### Selected extract
▶

Posted by Nick Day on 10 Jul 2015
UK Budget: UK tax treatment of “non-doms”
In his Budget on 8 July, the Chancellor announced major changes to the way non-domiciled individuals (“non-doms”) will be taxed in the UK from April 2017. These changes are not nearly as far reaching as those proposed by the Labour Party in the run up to the General Election.
Budget Changes 2015
Someone that is considered non-domiciled under general legal principles will be treated as if they are UK domiciled once they have been UK resident for 15 out of 20 years. This deemed UK domicile status will apply for the purposes of all the different taxes in the UK, such as income tax, capital gains tax and inheritance tax. Once the individual is deemed UK domiciled under this rule, they will no longer be able to claim the benefits of the “remittance basis” regime whereby non-UK income/gain is not taxed in the UK if not remitted to the UK.
They will be forced to pay tax on their world-wide income and gains in the same way as UK domiciled individuals. However, the general legal principles for determining domicile status will still apply, for example to the children of non-doms. A deemed UK domiciled individual under the 15 year rule will lose this status if they leave the UK only if they remain outside the UK for more than 5 tax years. This 5 year rule will be extended to UK domiciled individuals who have been resident in the UK for more than 15 years, replacing a similar 3 year rule that currently exists.
Individuals who have a UK domicile when they are born but who acquire a foreign domicile during their lifetime (for example, after emigrating from the UK) will become UK domiciled again should they return to the UK. Also, they will not receive favourable tax treatment on returning to the UK in respect of any offshore trust etc. arrangement set up whilst they were previously considered non-domiciled. It will be possible for these individuals to lose their UK domicile status again on leaving the UK subject to meeting various criteria.
From 6 April 2017 onwards, the government’s intention is that all UK residential property will become liable to UK inheritance tax whether it is owned by a non-dom directly or indirectly via an offshore company or an offshore trust. There will be a consultation period prior to the law being introduced. The intention is that “excluded property trusts” will continue to be effective for other UK and non-UK assets held offshore.

◀

### Data block

▶

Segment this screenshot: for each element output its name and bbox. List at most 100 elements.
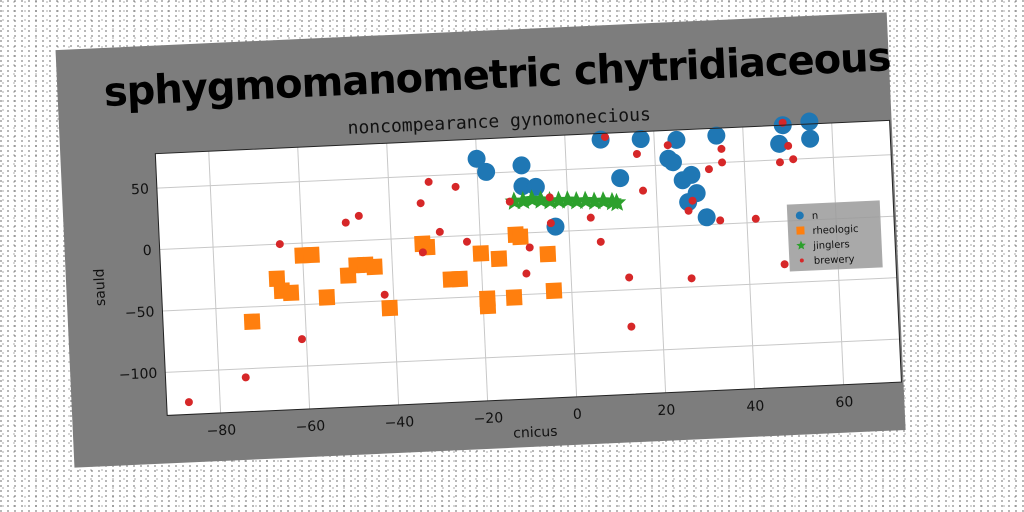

◀

### Required actions
1: From the post on the taxation of non-doms, extract the passage from "They will be" up to and including "that currently exists.".
2: Answer these questions using the post on the taxation of non-doms:
(a) On what date did the Chancellor deliver the Budget?
(b) For how many out of 20 years must a non-domiciled person be UK resident before being treated as UK domiciled?
(c) From 6 April 2017, which tax does the government intend to apply to all UK residential property?

### Solutions to the tasks
1:
They will be forced to pay tax on their world-wide income and gains in the same way as UK domiciled individuals. However, the general legal principles for determining domicile status will still apply, for example to the children of non-doms. A deemed UK domiciled individual under the 15 year rule will lose this status if they leave the UK only if they remain outside the UK for more than 5 tax years. This 5 year rule will be extended to UK domiciled individuals who have been resident in the UK for more than 15 years, replacing a similar 3 year rule that currently exists.

2:
(a) 8 July
(b) 15 years
(c) UK inheritance tax